AIM OF THE TASK
Start with the line containing "Read this page and output its text content." and write out each line through the end of the listing, exactly as given.

MATERIAL

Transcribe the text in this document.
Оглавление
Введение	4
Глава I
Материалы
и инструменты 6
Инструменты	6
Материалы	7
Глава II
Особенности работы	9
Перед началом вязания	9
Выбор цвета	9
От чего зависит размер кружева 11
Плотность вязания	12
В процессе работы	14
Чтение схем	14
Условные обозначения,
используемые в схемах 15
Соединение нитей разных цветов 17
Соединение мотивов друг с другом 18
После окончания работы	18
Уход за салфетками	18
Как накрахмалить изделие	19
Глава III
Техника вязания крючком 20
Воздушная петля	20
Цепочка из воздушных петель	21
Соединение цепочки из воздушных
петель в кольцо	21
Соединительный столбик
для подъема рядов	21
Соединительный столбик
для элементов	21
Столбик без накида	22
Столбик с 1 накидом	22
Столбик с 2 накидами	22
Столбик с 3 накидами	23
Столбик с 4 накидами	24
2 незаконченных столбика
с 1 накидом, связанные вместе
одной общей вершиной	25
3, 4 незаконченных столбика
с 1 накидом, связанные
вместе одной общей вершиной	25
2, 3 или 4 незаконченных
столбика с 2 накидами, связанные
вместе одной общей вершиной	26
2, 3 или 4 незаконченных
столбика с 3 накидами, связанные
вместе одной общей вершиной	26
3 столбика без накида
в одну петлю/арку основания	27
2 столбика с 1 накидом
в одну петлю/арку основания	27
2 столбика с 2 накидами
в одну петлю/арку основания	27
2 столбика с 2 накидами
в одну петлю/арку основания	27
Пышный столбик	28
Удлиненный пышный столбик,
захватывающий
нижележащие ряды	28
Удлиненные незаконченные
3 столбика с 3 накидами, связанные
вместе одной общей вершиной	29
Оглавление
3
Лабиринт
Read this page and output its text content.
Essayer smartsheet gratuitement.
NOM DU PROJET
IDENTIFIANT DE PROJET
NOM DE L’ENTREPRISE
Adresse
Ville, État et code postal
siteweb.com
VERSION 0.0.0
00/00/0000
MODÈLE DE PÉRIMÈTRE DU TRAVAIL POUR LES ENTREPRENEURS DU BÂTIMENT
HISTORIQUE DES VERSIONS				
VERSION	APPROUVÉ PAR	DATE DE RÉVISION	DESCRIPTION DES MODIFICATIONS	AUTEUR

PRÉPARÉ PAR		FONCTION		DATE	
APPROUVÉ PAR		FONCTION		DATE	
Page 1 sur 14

FINAL RESULT
Read this page and output its text content.
Essayer smartsheet gratuitement.
NOM DU PROJET
IDENTIFIANT DE PROJET
NOM DE L’ENTREPRISE
Adresse
Ville, État et code postal
siteweb.com
VERSION 0.0.0
00/00/0000
MODÈLE DE PÉRIMÈTRE DU TRAVAIL POUR LES ENTREPRENEURS DU BÂTIMENT
HISTORIQUE DES VERSIONS				
VERSION	APPROUVÉ PAR	DATE DE RÉVISION	DESCRIPTION DES MODIFICATIONS	AUTEUR

PRÉPARÉ PAR		FONCTION		DATE	
APPROUVÉ PAR		FONCTION		DATE	
Page 1 sur 14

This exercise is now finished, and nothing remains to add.